What you are asked to do:
Verbatim output of all the material below is required.

Dataset rows:
● ● ● ● ●

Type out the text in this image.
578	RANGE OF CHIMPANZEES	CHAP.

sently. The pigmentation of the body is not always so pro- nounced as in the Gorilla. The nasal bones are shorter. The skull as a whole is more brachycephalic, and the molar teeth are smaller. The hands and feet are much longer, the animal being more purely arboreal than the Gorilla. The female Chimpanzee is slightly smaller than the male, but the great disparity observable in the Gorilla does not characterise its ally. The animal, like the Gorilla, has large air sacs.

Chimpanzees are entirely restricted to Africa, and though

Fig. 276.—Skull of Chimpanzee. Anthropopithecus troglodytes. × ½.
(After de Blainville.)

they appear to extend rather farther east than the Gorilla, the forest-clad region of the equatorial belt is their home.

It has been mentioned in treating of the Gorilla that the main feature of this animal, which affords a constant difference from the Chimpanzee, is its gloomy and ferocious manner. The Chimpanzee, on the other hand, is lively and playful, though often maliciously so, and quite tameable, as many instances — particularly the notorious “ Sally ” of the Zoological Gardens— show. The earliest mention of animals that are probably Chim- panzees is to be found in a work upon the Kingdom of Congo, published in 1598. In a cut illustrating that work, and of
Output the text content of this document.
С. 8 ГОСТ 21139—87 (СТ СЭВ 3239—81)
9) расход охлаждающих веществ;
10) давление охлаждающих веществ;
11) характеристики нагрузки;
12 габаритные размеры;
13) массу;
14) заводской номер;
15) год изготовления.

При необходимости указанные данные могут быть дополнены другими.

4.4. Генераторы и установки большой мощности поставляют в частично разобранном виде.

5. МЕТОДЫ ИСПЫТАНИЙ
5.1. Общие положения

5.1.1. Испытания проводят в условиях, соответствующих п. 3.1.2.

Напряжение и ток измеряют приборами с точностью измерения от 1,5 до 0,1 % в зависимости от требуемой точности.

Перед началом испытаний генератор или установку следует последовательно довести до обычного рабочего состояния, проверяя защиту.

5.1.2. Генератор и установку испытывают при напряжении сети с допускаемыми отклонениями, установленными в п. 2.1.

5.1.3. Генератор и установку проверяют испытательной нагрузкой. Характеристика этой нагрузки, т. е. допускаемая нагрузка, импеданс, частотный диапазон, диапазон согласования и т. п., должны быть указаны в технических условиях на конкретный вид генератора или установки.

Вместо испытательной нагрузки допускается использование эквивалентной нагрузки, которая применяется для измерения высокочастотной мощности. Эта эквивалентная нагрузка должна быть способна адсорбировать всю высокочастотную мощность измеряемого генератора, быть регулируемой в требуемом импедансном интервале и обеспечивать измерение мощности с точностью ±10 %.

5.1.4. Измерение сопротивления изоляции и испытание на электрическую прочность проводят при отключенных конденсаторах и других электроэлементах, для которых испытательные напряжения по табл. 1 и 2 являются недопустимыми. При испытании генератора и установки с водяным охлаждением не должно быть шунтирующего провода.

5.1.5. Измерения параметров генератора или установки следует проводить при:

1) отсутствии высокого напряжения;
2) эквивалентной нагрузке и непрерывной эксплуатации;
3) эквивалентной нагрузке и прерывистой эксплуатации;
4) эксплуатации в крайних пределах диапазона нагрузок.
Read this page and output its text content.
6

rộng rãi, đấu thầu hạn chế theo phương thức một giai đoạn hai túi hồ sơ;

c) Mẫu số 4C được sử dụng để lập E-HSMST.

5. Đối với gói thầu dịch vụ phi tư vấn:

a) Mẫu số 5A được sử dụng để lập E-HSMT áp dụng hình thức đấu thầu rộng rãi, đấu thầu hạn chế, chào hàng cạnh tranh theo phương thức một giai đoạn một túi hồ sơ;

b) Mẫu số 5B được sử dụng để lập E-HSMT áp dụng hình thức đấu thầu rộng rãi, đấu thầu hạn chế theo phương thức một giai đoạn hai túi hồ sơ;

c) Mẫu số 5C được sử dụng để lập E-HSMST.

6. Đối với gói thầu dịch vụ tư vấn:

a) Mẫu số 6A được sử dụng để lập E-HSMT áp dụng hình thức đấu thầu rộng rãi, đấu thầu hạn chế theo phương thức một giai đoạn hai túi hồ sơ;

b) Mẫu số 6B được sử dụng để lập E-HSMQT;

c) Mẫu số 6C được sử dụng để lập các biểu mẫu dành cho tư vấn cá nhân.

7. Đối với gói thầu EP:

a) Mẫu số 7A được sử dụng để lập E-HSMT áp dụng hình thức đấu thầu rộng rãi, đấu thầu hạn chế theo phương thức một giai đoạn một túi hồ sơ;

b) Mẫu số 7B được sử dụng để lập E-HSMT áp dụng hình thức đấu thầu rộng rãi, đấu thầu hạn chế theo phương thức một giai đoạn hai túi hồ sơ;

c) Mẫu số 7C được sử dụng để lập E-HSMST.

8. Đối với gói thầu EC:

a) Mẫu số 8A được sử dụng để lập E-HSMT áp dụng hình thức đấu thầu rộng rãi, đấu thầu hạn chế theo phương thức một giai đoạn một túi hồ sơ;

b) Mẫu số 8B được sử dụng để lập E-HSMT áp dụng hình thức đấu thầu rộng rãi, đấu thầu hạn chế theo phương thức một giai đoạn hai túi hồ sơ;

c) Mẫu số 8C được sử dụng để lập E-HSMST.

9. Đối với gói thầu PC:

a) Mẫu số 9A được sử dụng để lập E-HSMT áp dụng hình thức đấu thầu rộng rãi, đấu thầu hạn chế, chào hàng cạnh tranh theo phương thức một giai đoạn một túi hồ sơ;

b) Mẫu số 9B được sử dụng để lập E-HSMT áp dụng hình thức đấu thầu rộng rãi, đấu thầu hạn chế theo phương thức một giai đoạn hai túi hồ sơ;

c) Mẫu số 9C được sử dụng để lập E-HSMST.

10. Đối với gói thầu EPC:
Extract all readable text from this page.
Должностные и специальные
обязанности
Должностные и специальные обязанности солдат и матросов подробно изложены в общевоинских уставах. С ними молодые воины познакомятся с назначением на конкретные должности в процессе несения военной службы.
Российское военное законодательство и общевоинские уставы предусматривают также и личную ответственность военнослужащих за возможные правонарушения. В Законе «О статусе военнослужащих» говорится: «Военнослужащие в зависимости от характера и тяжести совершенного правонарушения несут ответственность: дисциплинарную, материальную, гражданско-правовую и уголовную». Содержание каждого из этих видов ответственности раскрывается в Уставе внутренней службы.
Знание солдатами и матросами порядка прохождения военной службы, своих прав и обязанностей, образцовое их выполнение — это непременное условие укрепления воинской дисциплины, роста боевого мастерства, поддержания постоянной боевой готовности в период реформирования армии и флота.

● ● ● ● ●

Expected answer:
Type out the text in this image.
578	RANGE OF CHIMPANZEES	CHAP.

sently. The pigmentation of the body is not always so pro- nounced as in the Gorilla. The nasal bones are shorter. The skull as a whole is more brachycephalic, and the molar teeth are smaller. The hands and feet are much longer, the animal being more purely arboreal than the Gorilla. The female Chimpanzee is slightly smaller than the male, but the great disparity observable in the Gorilla does not characterise its ally. The animal, like the Gorilla, has large air sacs.

Chimpanzees are entirely restricted to Africa, and though

Fig. 276.—Skull of Chimpanzee. Anthropopithecus troglodytes. × ½.
(After de Blainville.)

they appear to extend rather farther east than the Gorilla, the forest-clad region of the equatorial belt is their home.

It has been mentioned in treating of the Gorilla that the main feature of this animal, which affords a constant difference from the Chimpanzee, is its gloomy and ferocious manner. The Chimpanzee, on the other hand, is lively and playful, though often maliciously so, and quite tameable, as many instances — particularly the notorious “ Sally ” of the Zoological Gardens— show. The earliest mention of animals that are probably Chim- panzees is to be found in a work upon the Kingdom of Congo, published in 1598. In a cut illustrating that work, and of
Output the text content of this document.
С. 8 ГОСТ 21139—87 (СТ СЭВ 3239—81)
9) расход охлаждающих веществ;
10) давление охлаждающих веществ;
11) характеристики нагрузки;
12 габаритные размеры;
13) массу;
14) заводской номер;
15) год изготовления.

При необходимости указанные данные могут быть дополнены другими.

4.4. Генераторы и установки большой мощности поставляют в частично разобранном виде.

5. МЕТОДЫ ИСПЫТАНИЙ
5.1. Общие положения

5.1.1. Испытания проводят в условиях, соответствующих п. 3.1.2.

Напряжение и ток измеряют приборами с точностью измерения от 1,5 до 0,1 % в зависимости от требуемой точности.

Перед началом испытаний генератор или установку следует последовательно довести до обычного рабочего состояния, проверяя защиту.

5.1.2. Генератор и установку испытывают при напряжении сети с допускаемыми отклонениями, установленными в п. 2.1.

5.1.3. Генератор и установку проверяют испытательной нагрузкой. Характеристика этой нагрузки, т. е. допускаемая нагрузка, импеданс, частотный диапазон, диапазон согласования и т. п., должны быть указаны в технических условиях на конкретный вид генератора или установки.

Вместо испытательной нагрузки допускается использование эквивалентной нагрузки, которая применяется для измерения высокочастотной мощности. Эта эквивалентная нагрузка должна быть способна адсорбировать всю высокочастотную мощность измеряемого генератора, быть регулируемой в требуемом импедансном интервале и обеспечивать измерение мощности с точностью ±10 %.

5.1.4. Измерение сопротивления изоляции и испытание на электрическую прочность проводят при отключенных конденсаторах и других электроэлементах, для которых испытательные напряжения по табл. 1 и 2 являются недопустимыми. При испытании генератора и установки с водяным охлаждением не должно быть шунтирующего провода.

5.1.5. Измерения параметров генератора или установки следует проводить при:

1) отсутствии высокого напряжения;
2) эквивалентной нагрузке и непрерывной эксплуатации;
3) эквивалентной нагрузке и прерывистой эксплуатации;
4) эксплуатации в крайних пределах диапазона нагрузок.
Read this page and output its text content.
6

rộng rãi, đấu thầu hạn chế theo phương thức một giai đoạn hai túi hồ sơ;

c) Mẫu số 4C được sử dụng để lập E-HSMST.

5. Đối với gói thầu dịch vụ phi tư vấn:

a) Mẫu số 5A được sử dụng để lập E-HSMT áp dụng hình thức đấu thầu rộng rãi, đấu thầu hạn chế, chào hàng cạnh tranh theo phương thức một giai đoạn một túi hồ sơ;

b) Mẫu số 5B được sử dụng để lập E-HSMT áp dụng hình thức đấu thầu rộng rãi, đấu thầu hạn chế theo phương thức một giai đoạn hai túi hồ sơ;

c) Mẫu số 5C được sử dụng để lập E-HSMST.

6. Đối với gói thầu dịch vụ tư vấn:

a) Mẫu số 6A được sử dụng để lập E-HSMT áp dụng hình thức đấu thầu rộng rãi, đấu thầu hạn chế theo phương thức một giai đoạn hai túi hồ sơ;

b) Mẫu số 6B được sử dụng để lập E-HSMQT;

c) Mẫu số 6C được sử dụng để lập các biểu mẫu dành cho tư vấn cá nhân.

7. Đối với gói thầu EP:

a) Mẫu số 7A được sử dụng để lập E-HSMT áp dụng hình thức đấu thầu rộng rãi, đấu thầu hạn chế theo phương thức một giai đoạn một túi hồ sơ;

b) Mẫu số 7B được sử dụng để lập E-HSMT áp dụng hình thức đấu thầu rộng rãi, đấu thầu hạn chế theo phương thức một giai đoạn hai túi hồ sơ;

c) Mẫu số 7C được sử dụng để lập E-HSMST.

8. Đối với gói thầu EC:

a) Mẫu số 8A được sử dụng để lập E-HSMT áp dụng hình thức đấu thầu rộng rãi, đấu thầu hạn chế theo phương thức một giai đoạn một túi hồ sơ;

b) Mẫu số 8B được sử dụng để lập E-HSMT áp dụng hình thức đấu thầu rộng rãi, đấu thầu hạn chế theo phương thức một giai đoạn hai túi hồ sơ;

c) Mẫu số 8C được sử dụng để lập E-HSMST.

9. Đối với gói thầu PC:

a) Mẫu số 9A được sử dụng để lập E-HSMT áp dụng hình thức đấu thầu rộng rãi, đấu thầu hạn chế, chào hàng cạnh tranh theo phương thức một giai đoạn một túi hồ sơ;

b) Mẫu số 9B được sử dụng để lập E-HSMT áp dụng hình thức đấu thầu rộng rãi, đấu thầu hạn chế theo phương thức một giai đoạn hai túi hồ sơ;

c) Mẫu số 9C được sử dụng để lập E-HSMST.

10. Đối với gói thầu EPC:
Extract all readable text from this page.
Должностные и специальные
обязанности
Должностные и специальные обязанности солдат и матросов подробно изложены в общевоинских уставах. С ними молодые воины познакомятся с назначением на конкретные должности в процессе несения военной службы.
Российское военное законодательство и общевоинские уставы предусматривают также и личную ответственность военнослужащих за возможные правонарушения. В Законе «О статусе военнослужащих» говорится: «Военнослужащие в зависимости от характера и тяжести совершенного правонарушения несут ответственность: дисциплинарную, материальную, гражданско-правовую и уголовную». Содержание каждого из этих видов ответственности раскрывается в Уставе внутренней службы.
Знание солдатами и матросами порядка прохождения военной службы, своих прав и обязанностей, образцовое их выполнение — это непременное условие укрепления воинской дисциплины, роста боевого мастерства, поддержания постоянной боевой готовности в период реформирования армии и флота.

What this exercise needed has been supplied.